**AIM OF THE TASK**
The entries below should be given again exactly, minus their pictures.

[Recorded data]

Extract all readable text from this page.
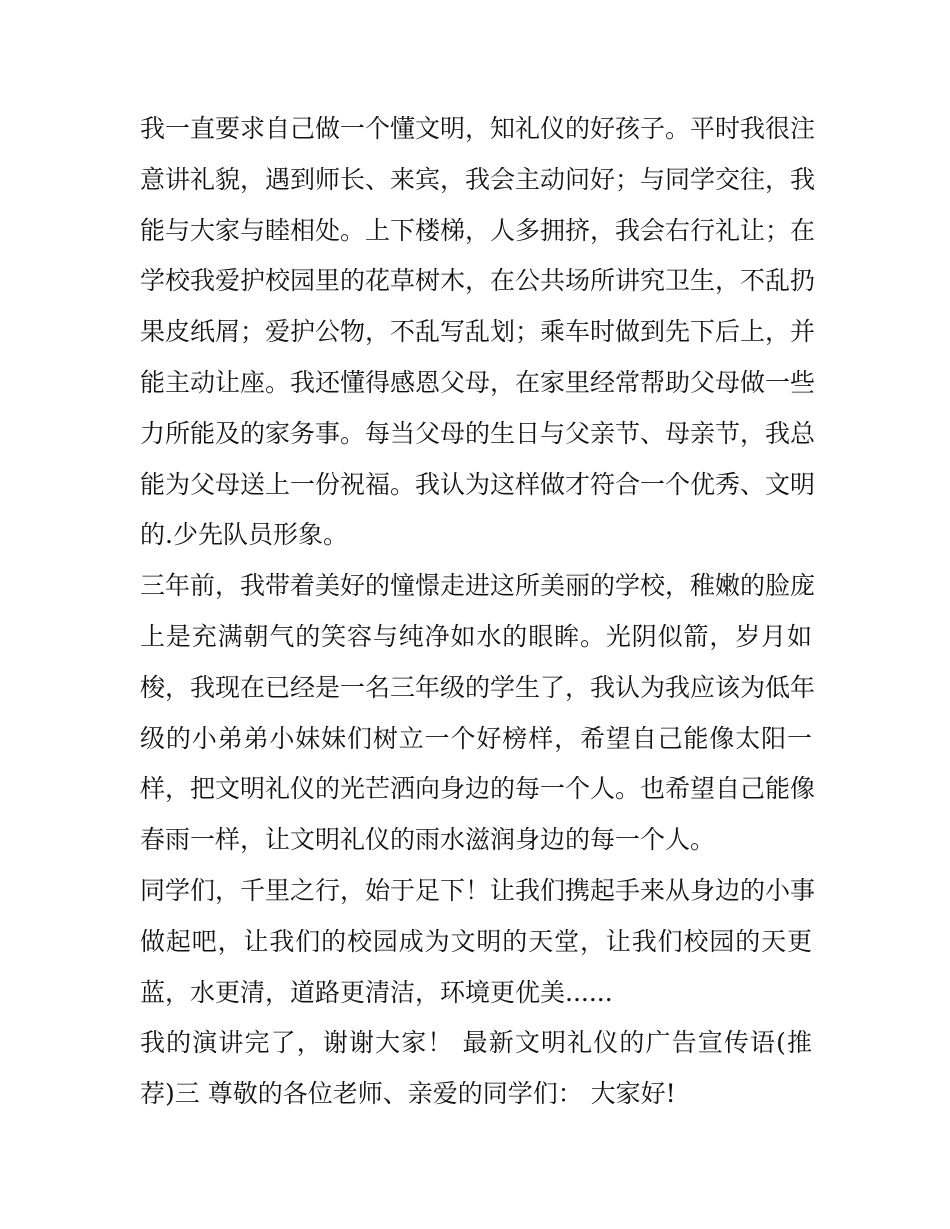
我一直要求自己做一个懂文明，知礼仪的好孩子。平时我很注
意讲礼貌，遇到师长、来宾，我会主动问好；与同学交往，我
能与大家与睦相处。上下楼梯，人多拥挤，我会右行礼让；在
学校我爱护校园里的花草树木，在公共场所讲究卫生，不乱扔
果皮纸屑；爱护公物，不乱写乱划；乘车时做到先下后上，并
能主动让座。我还懂得感恩父母，在家里经常帮助父母做一些
力所能及的家务事。每当父母的生日与父亲节、母亲节，我总
能为父母送上一份祝福。我认为这样做才符合一个优秀、文明
的.少先队员形象。
三年前，我带着美好的憧憬走进这所美丽的学校，稚嫩的脸庞
上是充满朝气的笑容与纯净如水的眼眸。光阴似箭，岁月如
梭，我现在已经是一名三年级的学生了，我认为我应该为低年
级的小弟弟小妹妹们树立一个好榜样，希望自己能像太阳一
样，把文明礼仪的光芒洒向身边的每一个人。也希望自己能像
春雨一样，让文明礼仪的雨水滋润身边的每一个人。
同学们，千里之行，始于足下！让我们携起手来从身边的小事
做起吧，让我们的校园成为文明的天堂，让我们校园的天更
蓝，水更清，道路更清洁，环境更优美......
我的演讲完了，谢谢大家！ 最新文明礼仪的广告宣传语(推
荐)三 尊敬的各位老师、亲爱的同学们： 大家好!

**OUTPUT**
Extract all readable text from this page.
我一直要求自己做一个懂文明，知礼仪的好孩子。平时我很注
意讲礼貌，遇到师长、来宾，我会主动问好；与同学交往，我
能与大家与睦相处。上下楼梯，人多拥挤，我会右行礼让；在
学校我爱护校园里的花草树木，在公共场所讲究卫生，不乱扔
果皮纸屑；爱护公物，不乱写乱划；乘车时做到先下后上，并
能主动让座。我还懂得感恩父母，在家里经常帮助父母做一些
力所能及的家务事。每当父母的生日与父亲节、母亲节，我总
能为父母送上一份祝福。我认为这样做才符合一个优秀、文明
的.少先队员形象。
三年前，我带着美好的憧憬走进这所美丽的学校，稚嫩的脸庞
上是充满朝气的笑容与纯净如水的眼眸。光阴似箭，岁月如
梭，我现在已经是一名三年级的学生了，我认为我应该为低年
级的小弟弟小妹妹们树立一个好榜样，希望自己能像太阳一
样，把文明礼仪的光芒洒向身边的每一个人。也希望自己能像
春雨一样，让文明礼仪的雨水滋润身边的每一个人。
同学们，千里之行，始于足下！让我们携起手来从身边的小事
做起吧，让我们的校园成为文明的天堂，让我们校园的天更
蓝，水更清，道路更清洁，环境更优美......
我的演讲完了，谢谢大家！ 最新文明礼仪的广告宣传语(推
荐)三 尊敬的各位老师、亲爱的同学们： 大家好!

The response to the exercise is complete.